Structured figure records:
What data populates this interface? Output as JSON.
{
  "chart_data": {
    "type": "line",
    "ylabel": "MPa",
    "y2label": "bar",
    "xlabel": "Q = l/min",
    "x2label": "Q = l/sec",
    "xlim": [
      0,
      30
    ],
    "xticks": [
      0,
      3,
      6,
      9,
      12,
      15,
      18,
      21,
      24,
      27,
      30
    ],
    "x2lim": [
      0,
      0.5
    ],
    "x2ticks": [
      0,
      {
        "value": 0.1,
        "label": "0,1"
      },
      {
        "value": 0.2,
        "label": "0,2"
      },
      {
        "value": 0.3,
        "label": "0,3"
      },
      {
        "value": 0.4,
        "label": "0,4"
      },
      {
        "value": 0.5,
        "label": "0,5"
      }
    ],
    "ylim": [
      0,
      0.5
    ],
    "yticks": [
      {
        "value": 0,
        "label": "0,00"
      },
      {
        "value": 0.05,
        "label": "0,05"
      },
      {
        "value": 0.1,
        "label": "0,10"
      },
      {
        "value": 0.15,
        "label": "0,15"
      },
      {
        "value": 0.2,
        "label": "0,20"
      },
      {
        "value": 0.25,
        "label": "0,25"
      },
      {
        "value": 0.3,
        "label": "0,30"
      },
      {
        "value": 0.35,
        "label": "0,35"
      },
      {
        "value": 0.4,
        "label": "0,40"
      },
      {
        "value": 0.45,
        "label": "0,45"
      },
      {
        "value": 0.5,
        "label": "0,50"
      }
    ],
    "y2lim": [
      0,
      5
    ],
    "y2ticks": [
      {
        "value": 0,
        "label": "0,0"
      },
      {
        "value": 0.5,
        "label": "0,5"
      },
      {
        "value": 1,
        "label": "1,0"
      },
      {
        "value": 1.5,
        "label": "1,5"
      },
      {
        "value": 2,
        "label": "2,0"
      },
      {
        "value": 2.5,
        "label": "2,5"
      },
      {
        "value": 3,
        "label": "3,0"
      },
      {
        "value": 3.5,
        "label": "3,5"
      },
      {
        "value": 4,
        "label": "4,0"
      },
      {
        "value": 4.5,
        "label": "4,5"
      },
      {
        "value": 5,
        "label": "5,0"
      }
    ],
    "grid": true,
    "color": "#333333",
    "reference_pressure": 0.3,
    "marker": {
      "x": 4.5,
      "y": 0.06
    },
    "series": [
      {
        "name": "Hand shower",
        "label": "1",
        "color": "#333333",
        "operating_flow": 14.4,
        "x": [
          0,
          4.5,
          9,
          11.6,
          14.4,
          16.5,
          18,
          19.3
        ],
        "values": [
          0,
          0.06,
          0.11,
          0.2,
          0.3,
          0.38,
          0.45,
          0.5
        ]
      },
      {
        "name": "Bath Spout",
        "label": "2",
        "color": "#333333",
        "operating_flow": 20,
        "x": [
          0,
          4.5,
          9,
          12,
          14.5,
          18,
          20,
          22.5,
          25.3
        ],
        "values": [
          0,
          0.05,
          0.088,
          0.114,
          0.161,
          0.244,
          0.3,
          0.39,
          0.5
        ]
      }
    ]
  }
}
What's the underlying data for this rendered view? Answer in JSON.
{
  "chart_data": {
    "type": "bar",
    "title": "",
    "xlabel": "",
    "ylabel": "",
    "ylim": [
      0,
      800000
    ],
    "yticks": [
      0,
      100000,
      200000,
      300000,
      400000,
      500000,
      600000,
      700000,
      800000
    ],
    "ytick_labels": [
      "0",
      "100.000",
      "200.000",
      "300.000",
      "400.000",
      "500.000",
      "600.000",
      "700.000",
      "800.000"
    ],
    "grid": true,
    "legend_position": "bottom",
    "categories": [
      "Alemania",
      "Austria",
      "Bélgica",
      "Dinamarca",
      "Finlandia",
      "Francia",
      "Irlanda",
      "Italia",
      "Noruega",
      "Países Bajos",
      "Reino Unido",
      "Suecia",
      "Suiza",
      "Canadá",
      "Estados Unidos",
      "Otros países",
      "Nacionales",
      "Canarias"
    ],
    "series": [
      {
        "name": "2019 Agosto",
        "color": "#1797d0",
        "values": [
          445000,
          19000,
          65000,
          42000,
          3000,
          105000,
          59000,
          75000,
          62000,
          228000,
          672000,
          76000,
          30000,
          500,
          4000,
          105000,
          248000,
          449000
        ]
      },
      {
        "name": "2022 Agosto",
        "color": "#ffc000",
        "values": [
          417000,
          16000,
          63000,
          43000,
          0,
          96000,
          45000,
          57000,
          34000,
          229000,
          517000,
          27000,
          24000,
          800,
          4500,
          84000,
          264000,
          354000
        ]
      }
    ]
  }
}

## What needs to be done:
Copy out every line from the records that has the word "color".

## Output below:
    "color": "#333333",
        "color": "#333333",
        "color": "#333333",
        "color": "#1797d0",
        "color": "#ffc000",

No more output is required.